Count how many lines hold the string "психологии". Answer with that number and nothing more.
##########
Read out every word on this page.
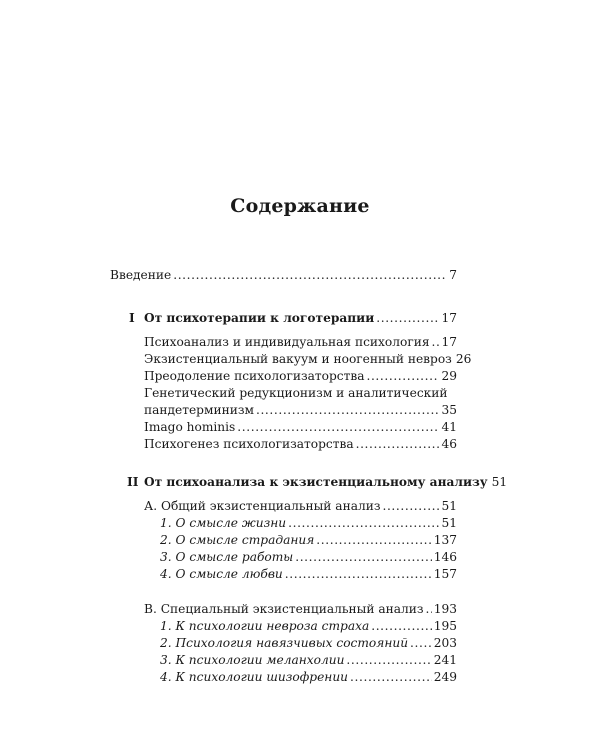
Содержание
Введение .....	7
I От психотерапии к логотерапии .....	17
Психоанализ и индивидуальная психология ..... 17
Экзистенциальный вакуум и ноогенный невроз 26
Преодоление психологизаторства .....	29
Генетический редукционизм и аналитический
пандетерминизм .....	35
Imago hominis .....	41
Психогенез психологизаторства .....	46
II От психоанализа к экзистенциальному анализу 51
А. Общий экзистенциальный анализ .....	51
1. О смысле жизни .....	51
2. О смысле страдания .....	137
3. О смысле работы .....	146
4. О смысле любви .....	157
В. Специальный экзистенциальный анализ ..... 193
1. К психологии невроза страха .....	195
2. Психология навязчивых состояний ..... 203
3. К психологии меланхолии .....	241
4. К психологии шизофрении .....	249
##########
- Task response:
3